→ WHAT NEEDS TO BE DONE
Copy all entries without alteration and skip the pictures they hold.

* Start MATERIAL FOR THIS TASK *

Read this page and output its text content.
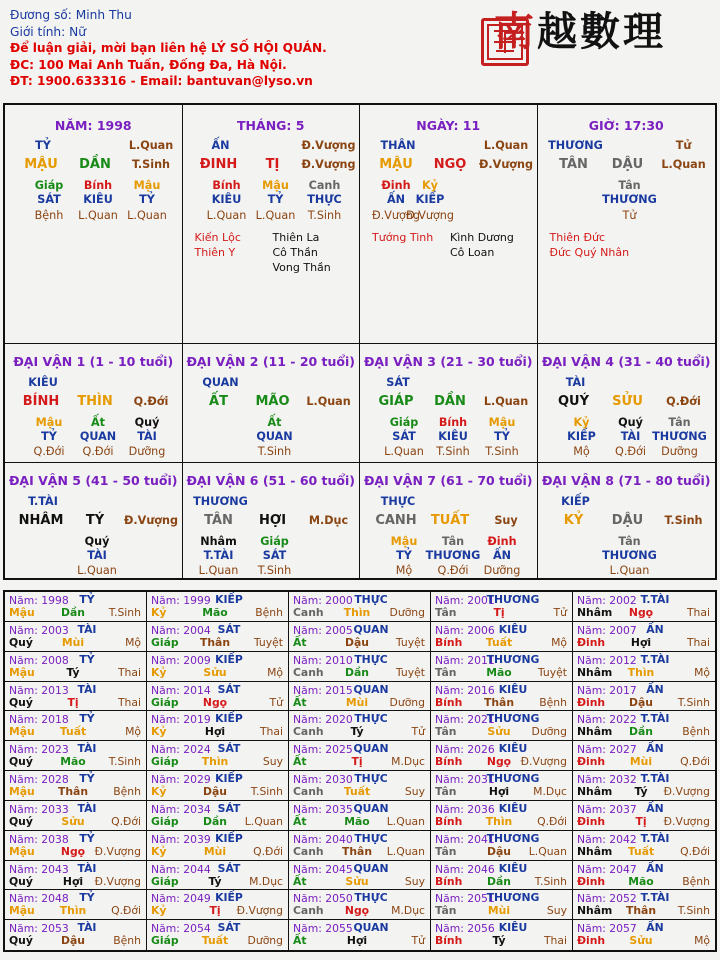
Đương số: Minh Thu
Giới tính: Nữ
Để luận giải, mời bạn liên hệ LÝ SỐ HỘI QUÁN.
ĐC: 100 Mai Anh Tuấn, Đống Đa, Hà Nội.
ĐT: 1900.633316 - Email: bantuvan@lyso.vn
南越數理
NĂM: 1998
TỶ	L.Quan
MẬU DẦN T.Sinh
Giáp Bính Mậu
SÁT KIÊU TỶ
Bệnh L.Quan L.Quan
THÁNG: 5
ẤN	Đ.Vượng
ĐINH TỊ Đ.Vượng
Bính Mậu Canh
KIÊU TỶ THỰC
L.Quan L.Quan T.Sinh
Kiến Lộc
Thiên Y
Thiên La
Cô Thần
Vong Thần
NGÀY: 11
THÂN	L.Quan
MẬU NGỌ Đ.Vượng
Đinh Kỷ
ẤN KIẾP
Đ.Vượng
Đ.Vượng
Tướng Tinh Kình Dương
Cô Loan
GIỜ: 17:30
THƯƠNG	Tử
TÂN DẬU L.Quan
Tân
THƯƠNG
Tử
Thiên Đức
Đức Quý Nhân
ĐẠI VẬN 1 (1 - 10 tuổi)
KIÊU
BÍNH THÌN Q.Đới
Mậu	Ất	Quý
TỶ QUAN TÀI
Q.Đới Q.Đới Dưỡng
ĐẠI VẬN 2 (11 - 20 tuổi)
QUAN
ẤT MÃO L.Quan
Ất
QUAN
T.Sinh
ĐẠI VẬN 3 (21 - 30 tuổi)
SÁT
GIÁP DẦN L.Quan
Giáp Bính Mậu
SÁT KIÊU TỶ
L.Quan T.Sinh T.Sinh
ĐẠI VẬN 4 (31 - 40 tuổi)
TÀI
QUÝ SỬU Q.Đới
Kỷ	Quý Tân
KIẾP TÀI THƯƠNG
Mộ Q.Đới Dưỡng
ĐẠI VẬN 5 (41 - 50 tuổi)
T.TÀI
NHÂM TÝ Đ.Vượng
Quý
TÀI
L.Quan
ĐẠI VẬN 6 (51 - 60 tuổi)
THƯƠNG
TÂN HỢI M.Dục
Nhâm Giáp
T.TÀI	SÁT
L.Quan T.Sinh
ĐẠI VẬN 7 (61 - 70 tuổi)
THỰC
CANH TUẤT Suy
Mậu Tân Đinh
TỶ THƯƠNG ẤN
Mộ Q.Đới Dưỡng
ĐẠI VẬN 8 (71 - 80 tuổi)
KIẾP
KỶ DẬU T.Sinh
Tân
THƯƠNG
L.Quan
Năm: 1998 TỶ
Mậu Dần T.Sinh
Năm: 1999 KIẾP
Kỷ	Mão	Bệnh
Năm: 2000 THỰC
Canh Thìn Dưỡng
Năm: 2001
THƯƠNG
Tân	Tị	Tử
Năm: 2002 T.TÀI
Nhâm Ngọ	Thai
Năm: 2003 TÀI
Quý	Mùi	Mộ
Năm: 2004 SÁT
Giáp Thân Tuyệt
Năm: 2005 QUAN
Ất	Dậu Tuyệt
Năm: 2006 KIÊU
Bính Tuất	Mộ
Năm: 2007 ẤN
Đinh Hợi	Thai
Năm: 2008 TỶ
Mậu	Tý	Thai
Năm: 2009 KIẾP
Kỷ	Sửu	Mộ
Năm: 2010 THỰC
Canh Dần Tuyệt
Năm: 2011
THƯƠNG
Tân	Mão Tuyệt
Năm: 2012 T.TÀI
Nhâm Thìn	Mộ
Năm: 2013 TÀI
Quý	Tị	Thai
Năm: 2014 SÁT
Giáp Ngọ	Tử
Năm: 2015 QUAN
Ất	Mùi Dưỡng
Năm: 2016 KIÊU
Bính Thân Bệnh
Năm: 2017 ẤN
Đinh Dậu T.Sinh
Năm: 2018 TỶ
Mậu Tuất	Mộ
Năm: 2019 KIẾP
Kỷ	Hợi	Thai
Năm: 2020 THỰC
Canh Tý	Tử
Năm: 2021
THƯƠNG
Tân	Sửu Dưỡng
Năm: 2022 T.TÀI
Nhâm Dần	Bệnh
Năm: 2023 TÀI
Quý	Mão T.Sinh
Năm: 2024 SÁT
Giáp Thìn	Suy
Năm: 2025 QUAN
Ất	Tị	M.Dục
Năm: 2026 KIÊU
Bính Ngọ Đ.Vượng
Năm: 2027 ẤN
Đinh Mùi	Q.Đới
Năm: 2028 TỶ
Mậu Thân Bệnh
Năm: 2029 KIẾP
Kỷ	Dậu T.Sinh
Năm: 2030 THỰC
Canh Tuất	Suy
Năm: 2031
THƯƠNG
Tân	Hợi M.Dục
Năm: 2032 T.TÀI
Nhâm Tý Đ.Vượng
Năm: 2033 TÀI
Quý	Sửu Q.Đới
Năm: 2034 SÁT
Giáp Dần L.Quan
Năm: 2035 QUAN
Ất	Mão L.Quan
Năm: 2036 KIÊU
Bính Thìn Q.Đới
Năm: 2037 ẤN
Đinh	Tị Đ.Vượng
Năm: 2038 TỶ
Mậu Ngọ Đ.Vượng
Năm: 2039 KIẾP
Kỷ	Mùi	Q.Đới
Năm: 2040 THỰC
Canh Thân L.Quan
Năm: 2041
THƯƠNG
Tân	Dậu L.Quan
Năm: 2042 T.TÀI
Nhâm Tuất Q.Đới
Năm: 2043 TÀI
Quý	Hợi Đ.Vượng
Năm: 2044 SÁT
Giáp	Tý	M.Dục
Năm: 2045 QUAN
Ất	Sửu	Suy
Năm: 2046 KIÊU
Bính Dần T.Sinh
Năm: 2047 ẤN
Đinh Mão	Bệnh
Năm: 2048 TỶ
Mậu Thìn Q.Đới
Năm: 2049 KIẾP
Kỷ	Tị Đ.Vượng
Năm: 2050 THỰC
Canh Ngọ M.Dục
Năm: 2051
THƯƠNG
Tân	Mùi	Suy
Năm: 2052 T.TÀI
Nhâm Thân T.Sinh
Năm: 2053 TÀI
Quý	Dậu	Bệnh
Năm: 2054 SÁT
Giáp Tuất Dưỡng
Năm: 2055 QUAN
Ất	Hợi	Tử
Năm: 2056 KIÊU
Bính	Tý	Thai
Năm: 2057 ẤN
Đinh Sửu	Mộ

* End MATERIAL FOR THIS TASK *

→ RESULT FOR THIS EXERCISE
Read this page and output its text content.
Đương số: Minh Thu
Giới tính: Nữ
Để luận giải, mời bạn liên hệ LÝ SỐ HỘI QUÁN.
ĐC: 100 Mai Anh Tuấn, Đống Đa, Hà Nội.
ĐT: 1900.633316 - Email: bantuvan@lyso.vn
南越數理
NĂM: 1998
TỶ	L.Quan
MẬU DẦN T.Sinh
Giáp Bính Mậu
SÁT KIÊU TỶ
Bệnh L.Quan L.Quan
THÁNG: 5
ẤN	Đ.Vượng
ĐINH TỊ Đ.Vượng
Bính Mậu Canh
KIÊU TỶ THỰC
L.Quan L.Quan T.Sinh
Kiến Lộc
Thiên Y
Thiên La
Cô Thần
Vong Thần
NGÀY: 11
THÂN	L.Quan
MẬU NGỌ Đ.Vượng
Đinh Kỷ
ẤN KIẾP
Đ.Vượng
Đ.Vượng
Tướng Tinh Kình Dương
Cô Loan
GIỜ: 17:30
THƯƠNG	Tử
TÂN DẬU L.Quan
Tân
THƯƠNG
Tử
Thiên Đức
Đức Quý Nhân
ĐẠI VẬN 1 (1 - 10 tuổi)
KIÊU
BÍNH THÌN Q.Đới
Mậu	Ất	Quý
TỶ QUAN TÀI
Q.Đới Q.Đới Dưỡng
ĐẠI VẬN 2 (11 - 20 tuổi)
QUAN
ẤT MÃO L.Quan
Ất
QUAN
T.Sinh
ĐẠI VẬN 3 (21 - 30 tuổi)
SÁT
GIÁP DẦN L.Quan
Giáp Bính Mậu
SÁT KIÊU TỶ
L.Quan T.Sinh T.Sinh
ĐẠI VẬN 4 (31 - 40 tuổi)
TÀI
QUÝ SỬU Q.Đới
Kỷ	Quý Tân
KIẾP TÀI THƯƠNG
Mộ Q.Đới Dưỡng
ĐẠI VẬN 5 (41 - 50 tuổi)
T.TÀI
NHÂM TÝ Đ.Vượng
Quý
TÀI
L.Quan
ĐẠI VẬN 6 (51 - 60 tuổi)
THƯƠNG
TÂN HỢI M.Dục
Nhâm Giáp
T.TÀI	SÁT
L.Quan T.Sinh
ĐẠI VẬN 7 (61 - 70 tuổi)
THỰC
CANH TUẤT Suy
Mậu Tân Đinh
TỶ THƯƠNG ẤN
Mộ Q.Đới Dưỡng
ĐẠI VẬN 8 (71 - 80 tuổi)
KIẾP
KỶ DẬU T.Sinh
Tân
THƯƠNG
L.Quan
Năm: 1998 TỶ
Mậu Dần T.Sinh
Năm: 1999 KIẾP
Kỷ	Mão	Bệnh
Năm: 2000 THỰC
Canh Thìn Dưỡng
Năm: 2001
THƯƠNG
Tân	Tị	Tử
Năm: 2002 T.TÀI
Nhâm Ngọ	Thai
Năm: 2003 TÀI
Quý	Mùi	Mộ
Năm: 2004 SÁT
Giáp Thân Tuyệt
Năm: 2005 QUAN
Ất	Dậu Tuyệt
Năm: 2006 KIÊU
Bính Tuất	Mộ
Năm: 2007 ẤN
Đinh Hợi	Thai
Năm: 2008 TỶ
Mậu	Tý	Thai
Năm: 2009 KIẾP
Kỷ	Sửu	Mộ
Năm: 2010 THỰC
Canh Dần Tuyệt
Năm: 2011
THƯƠNG
Tân	Mão Tuyệt
Năm: 2012 T.TÀI
Nhâm Thìn	Mộ
Năm: 2013 TÀI
Quý	Tị	Thai
Năm: 2014 SÁT
Giáp Ngọ	Tử
Năm: 2015 QUAN
Ất	Mùi Dưỡng
Năm: 2016 KIÊU
Bính Thân Bệnh
Năm: 2017 ẤN
Đinh Dậu T.Sinh
Năm: 2018 TỶ
Mậu Tuất	Mộ
Năm: 2019 KIẾP
Kỷ	Hợi	Thai
Năm: 2020 THỰC
Canh Tý	Tử
Năm: 2021
THƯƠNG
Tân	Sửu Dưỡng
Năm: 2022 T.TÀI
Nhâm Dần	Bệnh
Năm: 2023 TÀI
Quý	Mão T.Sinh
Năm: 2024 SÁT
Giáp Thìn	Suy
Năm: 2025 QUAN
Ất	Tị	M.Dục
Năm: 2026 KIÊU
Bính Ngọ Đ.Vượng
Năm: 2027 ẤN
Đinh Mùi	Q.Đới
Năm: 2028 TỶ
Mậu Thân Bệnh
Năm: 2029 KIẾP
Kỷ	Dậu T.Sinh
Năm: 2030 THỰC
Canh Tuất	Suy
Năm: 2031
THƯƠNG
Tân	Hợi M.Dục
Năm: 2032 T.TÀI
Nhâm Tý Đ.Vượng
Năm: 2033 TÀI
Quý	Sửu Q.Đới
Năm: 2034 SÁT
Giáp Dần L.Quan
Năm: 2035 QUAN
Ất	Mão L.Quan
Năm: 2036 KIÊU
Bính Thìn Q.Đới
Năm: 2037 ẤN
Đinh	Tị Đ.Vượng
Năm: 2038 TỶ
Mậu Ngọ Đ.Vượng
Năm: 2039 KIẾP
Kỷ	Mùi	Q.Đới
Năm: 2040 THỰC
Canh Thân L.Quan
Năm: 2041
THƯƠNG
Tân	Dậu L.Quan
Năm: 2042 T.TÀI
Nhâm Tuất Q.Đới
Năm: 2043 TÀI
Quý	Hợi Đ.Vượng
Năm: 2044 SÁT
Giáp	Tý	M.Dục
Năm: 2045 QUAN
Ất	Sửu	Suy
Năm: 2046 KIÊU
Bính Dần T.Sinh
Năm: 2047 ẤN
Đinh Mão	Bệnh
Năm: 2048 TỶ
Mậu Thìn Q.Đới
Năm: 2049 KIẾP
Kỷ	Tị Đ.Vượng
Năm: 2050 THỰC
Canh Ngọ M.Dục
Năm: 2051
THƯƠNG
Tân	Mùi	Suy
Năm: 2052 T.TÀI
Nhâm Thân T.Sinh
Năm: 2053 TÀI
Quý	Dậu	Bệnh
Năm: 2054 SÁT
Giáp Tuất Dưỡng
Năm: 2055 QUAN
Ất	Hợi	Tử
Năm: 2056 KIÊU
Bính	Tý	Thai
Năm: 2057 ẤN
Đinh Sửu	Mộ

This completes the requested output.